-- BEGIN --

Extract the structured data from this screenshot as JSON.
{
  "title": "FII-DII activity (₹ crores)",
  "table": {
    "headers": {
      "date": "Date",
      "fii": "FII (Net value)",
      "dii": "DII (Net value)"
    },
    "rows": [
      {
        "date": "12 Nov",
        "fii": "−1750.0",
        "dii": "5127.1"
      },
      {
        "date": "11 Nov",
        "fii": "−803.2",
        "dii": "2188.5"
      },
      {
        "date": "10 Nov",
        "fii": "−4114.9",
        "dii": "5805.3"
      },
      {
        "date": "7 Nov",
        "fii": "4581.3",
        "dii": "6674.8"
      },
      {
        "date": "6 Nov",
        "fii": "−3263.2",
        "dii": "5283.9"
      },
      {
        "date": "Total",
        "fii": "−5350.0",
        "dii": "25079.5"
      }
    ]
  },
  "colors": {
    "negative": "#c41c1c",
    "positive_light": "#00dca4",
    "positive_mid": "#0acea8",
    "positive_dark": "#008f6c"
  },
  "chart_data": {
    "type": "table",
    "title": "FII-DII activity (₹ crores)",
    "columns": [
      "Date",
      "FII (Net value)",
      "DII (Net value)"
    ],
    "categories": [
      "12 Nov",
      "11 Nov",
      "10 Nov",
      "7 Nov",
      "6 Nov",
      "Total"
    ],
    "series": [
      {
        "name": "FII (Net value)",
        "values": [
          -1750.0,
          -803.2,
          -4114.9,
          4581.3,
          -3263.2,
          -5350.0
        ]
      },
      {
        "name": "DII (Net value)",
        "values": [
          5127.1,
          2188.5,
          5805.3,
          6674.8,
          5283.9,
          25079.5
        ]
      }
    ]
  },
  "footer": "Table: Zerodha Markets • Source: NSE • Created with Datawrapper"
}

-- END --
-- BEGIN --

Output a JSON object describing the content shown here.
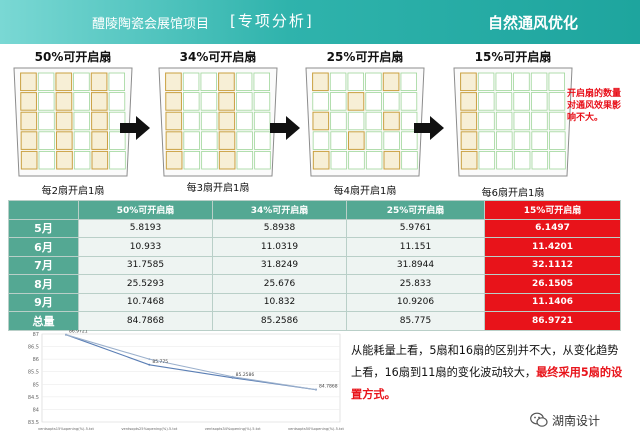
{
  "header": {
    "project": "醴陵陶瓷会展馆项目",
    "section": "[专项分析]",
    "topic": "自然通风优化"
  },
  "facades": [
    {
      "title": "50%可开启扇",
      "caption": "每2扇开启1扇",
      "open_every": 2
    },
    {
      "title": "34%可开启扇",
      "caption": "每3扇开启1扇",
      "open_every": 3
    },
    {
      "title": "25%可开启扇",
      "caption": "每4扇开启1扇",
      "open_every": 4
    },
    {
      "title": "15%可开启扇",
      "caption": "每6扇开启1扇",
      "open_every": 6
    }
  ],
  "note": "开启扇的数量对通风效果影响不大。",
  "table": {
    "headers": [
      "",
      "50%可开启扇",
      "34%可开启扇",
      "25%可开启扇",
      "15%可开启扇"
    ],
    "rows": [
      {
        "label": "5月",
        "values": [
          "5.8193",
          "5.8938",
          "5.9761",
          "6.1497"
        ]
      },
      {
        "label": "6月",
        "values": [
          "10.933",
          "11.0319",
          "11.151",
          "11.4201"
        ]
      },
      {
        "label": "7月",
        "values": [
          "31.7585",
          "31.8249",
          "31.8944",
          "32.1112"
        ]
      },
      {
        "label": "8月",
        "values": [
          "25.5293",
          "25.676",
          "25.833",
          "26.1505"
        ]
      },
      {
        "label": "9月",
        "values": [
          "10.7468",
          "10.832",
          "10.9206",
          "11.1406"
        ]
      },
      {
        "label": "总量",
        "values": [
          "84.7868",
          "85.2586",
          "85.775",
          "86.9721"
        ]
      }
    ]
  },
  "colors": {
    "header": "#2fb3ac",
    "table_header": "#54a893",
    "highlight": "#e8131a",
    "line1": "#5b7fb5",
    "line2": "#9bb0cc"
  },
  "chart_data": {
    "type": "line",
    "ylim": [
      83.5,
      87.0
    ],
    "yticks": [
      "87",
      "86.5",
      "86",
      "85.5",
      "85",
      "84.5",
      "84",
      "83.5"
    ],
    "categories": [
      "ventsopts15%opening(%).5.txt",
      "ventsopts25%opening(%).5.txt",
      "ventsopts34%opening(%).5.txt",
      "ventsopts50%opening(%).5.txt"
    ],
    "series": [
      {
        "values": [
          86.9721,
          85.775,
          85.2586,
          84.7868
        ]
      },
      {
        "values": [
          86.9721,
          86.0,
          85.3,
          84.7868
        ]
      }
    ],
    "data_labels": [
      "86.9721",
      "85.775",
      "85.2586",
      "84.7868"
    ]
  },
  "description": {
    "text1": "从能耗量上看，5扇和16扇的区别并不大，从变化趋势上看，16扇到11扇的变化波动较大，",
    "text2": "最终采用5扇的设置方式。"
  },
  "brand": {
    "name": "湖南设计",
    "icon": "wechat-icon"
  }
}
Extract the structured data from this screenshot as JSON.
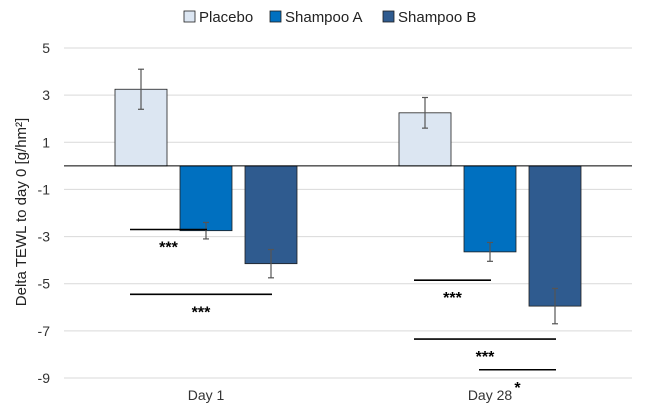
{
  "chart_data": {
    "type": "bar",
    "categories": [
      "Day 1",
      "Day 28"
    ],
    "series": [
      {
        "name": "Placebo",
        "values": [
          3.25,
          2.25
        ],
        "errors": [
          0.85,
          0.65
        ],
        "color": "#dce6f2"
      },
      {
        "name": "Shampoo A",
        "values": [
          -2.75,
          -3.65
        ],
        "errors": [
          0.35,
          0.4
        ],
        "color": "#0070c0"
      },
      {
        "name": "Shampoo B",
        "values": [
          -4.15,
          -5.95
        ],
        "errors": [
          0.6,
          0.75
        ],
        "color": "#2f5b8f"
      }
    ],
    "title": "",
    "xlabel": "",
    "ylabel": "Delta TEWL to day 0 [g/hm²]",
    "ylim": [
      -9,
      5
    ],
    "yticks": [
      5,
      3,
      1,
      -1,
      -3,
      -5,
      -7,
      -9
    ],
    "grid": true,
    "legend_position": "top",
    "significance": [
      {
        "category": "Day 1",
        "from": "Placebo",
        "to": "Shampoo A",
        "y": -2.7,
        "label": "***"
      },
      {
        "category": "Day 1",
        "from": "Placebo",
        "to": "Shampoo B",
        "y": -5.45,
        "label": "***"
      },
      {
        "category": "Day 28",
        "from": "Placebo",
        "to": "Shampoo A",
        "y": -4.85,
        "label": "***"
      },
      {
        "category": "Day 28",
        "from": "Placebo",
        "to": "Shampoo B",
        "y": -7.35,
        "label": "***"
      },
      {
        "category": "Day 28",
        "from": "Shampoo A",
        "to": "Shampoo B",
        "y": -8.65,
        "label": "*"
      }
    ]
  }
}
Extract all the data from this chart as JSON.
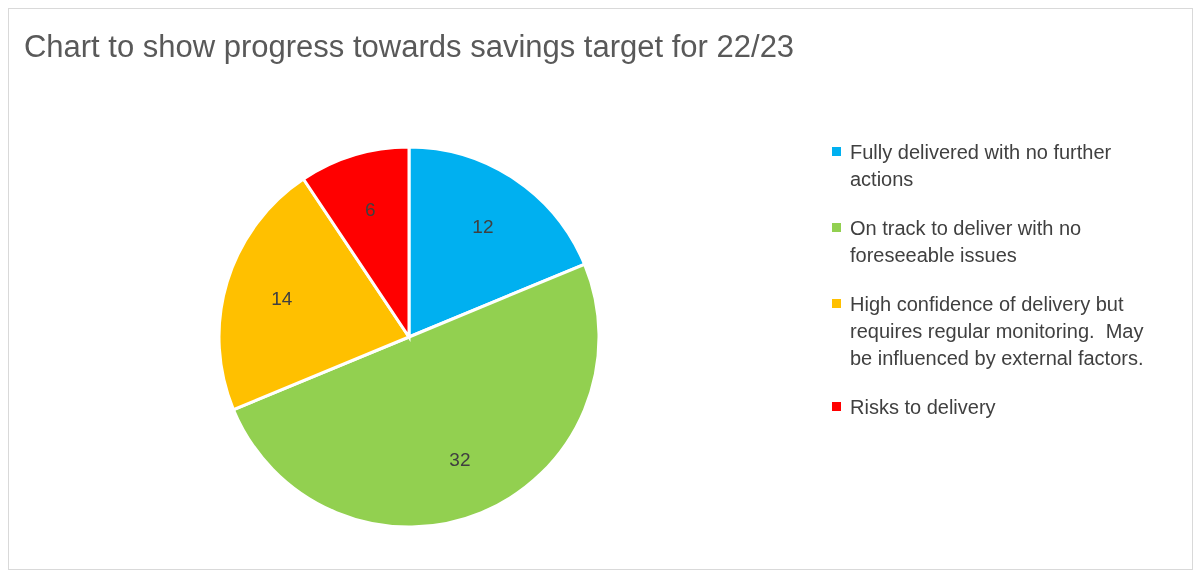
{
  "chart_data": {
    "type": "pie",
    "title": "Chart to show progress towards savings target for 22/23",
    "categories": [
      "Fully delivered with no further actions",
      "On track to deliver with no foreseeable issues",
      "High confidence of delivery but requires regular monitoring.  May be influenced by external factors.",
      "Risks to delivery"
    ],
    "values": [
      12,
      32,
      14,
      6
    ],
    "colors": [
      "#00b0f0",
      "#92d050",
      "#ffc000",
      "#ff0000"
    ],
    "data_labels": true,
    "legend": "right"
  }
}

-- END --

**EXERCISE OBJECTIVE:**
Work through the records line by line and tally those with the word "title". Report only the total.

**THE SOLUTION:**
8